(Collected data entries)
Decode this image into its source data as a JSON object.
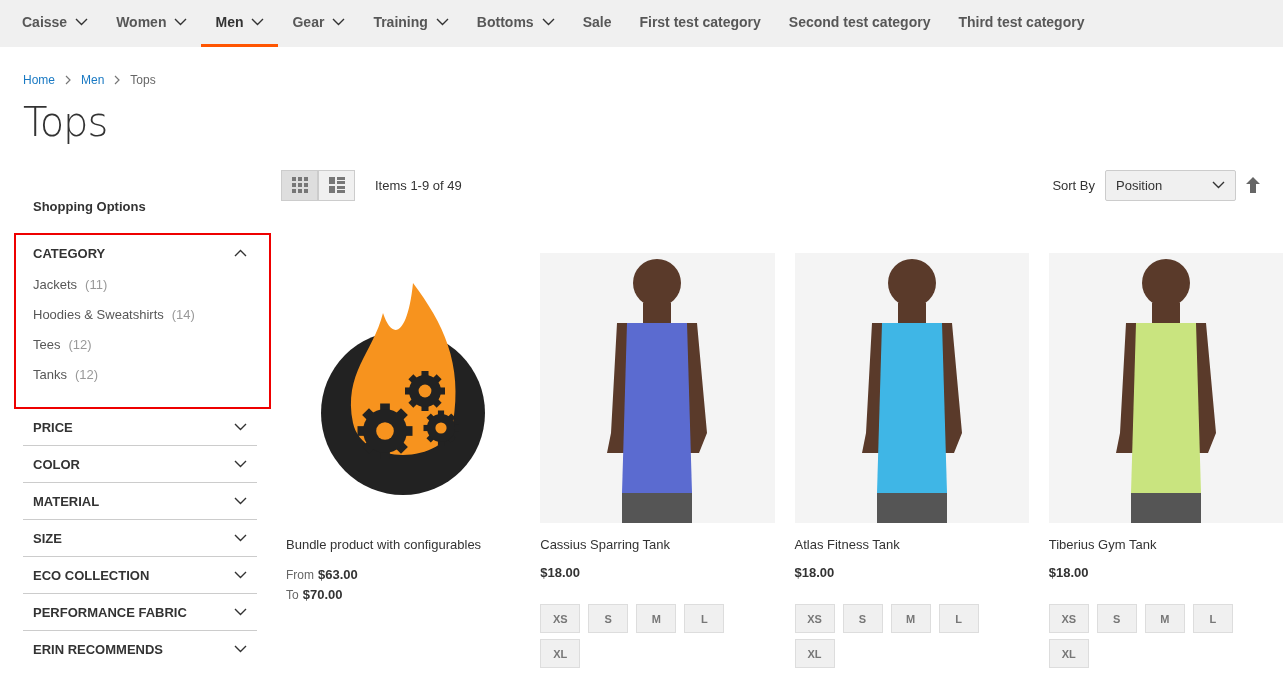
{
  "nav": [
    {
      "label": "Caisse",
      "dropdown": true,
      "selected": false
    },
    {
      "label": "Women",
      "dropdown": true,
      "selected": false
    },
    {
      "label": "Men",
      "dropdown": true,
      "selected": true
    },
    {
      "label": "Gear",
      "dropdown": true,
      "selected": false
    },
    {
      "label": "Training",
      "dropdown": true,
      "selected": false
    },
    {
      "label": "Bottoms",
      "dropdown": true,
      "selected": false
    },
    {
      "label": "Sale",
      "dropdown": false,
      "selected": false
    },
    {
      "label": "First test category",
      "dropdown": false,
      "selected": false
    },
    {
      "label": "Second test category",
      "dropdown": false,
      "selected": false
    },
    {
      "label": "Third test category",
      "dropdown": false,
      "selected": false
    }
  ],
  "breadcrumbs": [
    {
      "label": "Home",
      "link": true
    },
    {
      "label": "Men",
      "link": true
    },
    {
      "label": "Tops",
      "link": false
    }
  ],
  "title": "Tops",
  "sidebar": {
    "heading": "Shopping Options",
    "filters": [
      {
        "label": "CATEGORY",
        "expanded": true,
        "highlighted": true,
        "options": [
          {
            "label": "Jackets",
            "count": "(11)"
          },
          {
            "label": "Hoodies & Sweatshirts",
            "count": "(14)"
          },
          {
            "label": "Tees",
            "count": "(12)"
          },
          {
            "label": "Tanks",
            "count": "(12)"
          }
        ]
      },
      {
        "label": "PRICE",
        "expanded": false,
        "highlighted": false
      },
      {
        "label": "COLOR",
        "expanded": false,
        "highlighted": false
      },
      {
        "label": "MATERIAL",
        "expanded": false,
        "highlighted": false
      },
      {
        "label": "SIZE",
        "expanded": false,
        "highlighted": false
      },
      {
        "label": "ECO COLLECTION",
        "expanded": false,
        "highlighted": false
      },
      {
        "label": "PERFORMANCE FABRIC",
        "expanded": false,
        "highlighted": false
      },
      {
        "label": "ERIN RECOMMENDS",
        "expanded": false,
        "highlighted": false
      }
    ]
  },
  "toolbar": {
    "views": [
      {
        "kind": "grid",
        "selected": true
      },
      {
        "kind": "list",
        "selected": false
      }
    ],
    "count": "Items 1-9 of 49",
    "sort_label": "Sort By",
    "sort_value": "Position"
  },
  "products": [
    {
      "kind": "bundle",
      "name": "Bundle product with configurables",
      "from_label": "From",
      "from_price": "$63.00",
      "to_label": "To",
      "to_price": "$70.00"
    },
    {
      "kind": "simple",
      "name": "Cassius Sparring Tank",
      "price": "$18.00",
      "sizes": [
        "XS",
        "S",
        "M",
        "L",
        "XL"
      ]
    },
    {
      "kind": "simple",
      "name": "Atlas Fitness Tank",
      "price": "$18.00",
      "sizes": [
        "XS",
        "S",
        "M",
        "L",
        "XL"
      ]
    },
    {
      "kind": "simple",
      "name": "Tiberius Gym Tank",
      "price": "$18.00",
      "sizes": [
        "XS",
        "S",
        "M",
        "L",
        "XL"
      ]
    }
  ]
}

◆ DESCRIPTION OF THE TASK: All records should be output exactly, with the pictures left out.

◆ TASK OUTPUT:
Decode this image into its source data as a JSON object.
{
  "nav": [
    {
      "label": "Caisse",
      "dropdown": true,
      "selected": false
    },
    {
      "label": "Women",
      "dropdown": true,
      "selected": false
    },
    {
      "label": "Men",
      "dropdown": true,
      "selected": true
    },
    {
      "label": "Gear",
      "dropdown": true,
      "selected": false
    },
    {
      "label": "Training",
      "dropdown": true,
      "selected": false
    },
    {
      "label": "Bottoms",
      "dropdown": true,
      "selected": false
    },
    {
      "label": "Sale",
      "dropdown": false,
      "selected": false
    },
    {
      "label": "First test category",
      "dropdown": false,
      "selected": false
    },
    {
      "label": "Second test category",
      "dropdown": false,
      "selected": false
    },
    {
      "label": "Third test category",
      "dropdown": false,
      "selected": false
    }
  ],
  "breadcrumbs": [
    {
      "label": "Home",
      "link": true
    },
    {
      "label": "Men",
      "link": true
    },
    {
      "label": "Tops",
      "link": false
    }
  ],
  "title": "Tops",
  "sidebar": {
    "heading": "Shopping Options",
    "filters": [
      {
        "label": "CATEGORY",
        "expanded": true,
        "highlighted": true,
        "options": [
          {
            "label": "Jackets",
            "count": "(11)"
          },
          {
            "label": "Hoodies & Sweatshirts",
            "count": "(14)"
          },
          {
            "label": "Tees",
            "count": "(12)"
          },
          {
            "label": "Tanks",
            "count": "(12)"
          }
        ]
      },
      {
        "label": "PRICE",
        "expanded": false,
        "highlighted": false
      },
      {
        "label": "COLOR",
        "expanded": false,
        "highlighted": false
      },
      {
        "label": "MATERIAL",
        "expanded": false,
        "highlighted": false
      },
      {
        "label": "SIZE",
        "expanded": false,
        "highlighted": false
      },
      {
        "label": "ECO COLLECTION",
        "expanded": false,
        "highlighted": false
      },
      {
        "label": "PERFORMANCE FABRIC",
        "expanded": false,
        "highlighted": false
      },
      {
        "label": "ERIN RECOMMENDS",
        "expanded": false,
        "highlighted": false
      }
    ]
  },
  "toolbar": {
    "views": [
      {
        "kind": "grid",
        "selected": true
      },
      {
        "kind": "list",
        "selected": false
      }
    ],
    "count": "Items 1-9 of 49",
    "sort_label": "Sort By",
    "sort_value": "Position"
  },
  "products": [
    {
      "kind": "bundle",
      "name": "Bundle product with configurables",
      "from_label": "From",
      "from_price": "$63.00",
      "to_label": "To",
      "to_price": "$70.00"
    },
    {
      "kind": "simple",
      "name": "Cassius Sparring Tank",
      "price": "$18.00",
      "sizes": [
        "XS",
        "S",
        "M",
        "L",
        "XL"
      ]
    },
    {
      "kind": "simple",
      "name": "Atlas Fitness Tank",
      "price": "$18.00",
      "sizes": [
        "XS",
        "S",
        "M",
        "L",
        "XL"
      ]
    },
    {
      "kind": "simple",
      "name": "Tiberius Gym Tank",
      "price": "$18.00",
      "sizes": [
        "XS",
        "S",
        "M",
        "L",
        "XL"
      ]
    }
  ]
}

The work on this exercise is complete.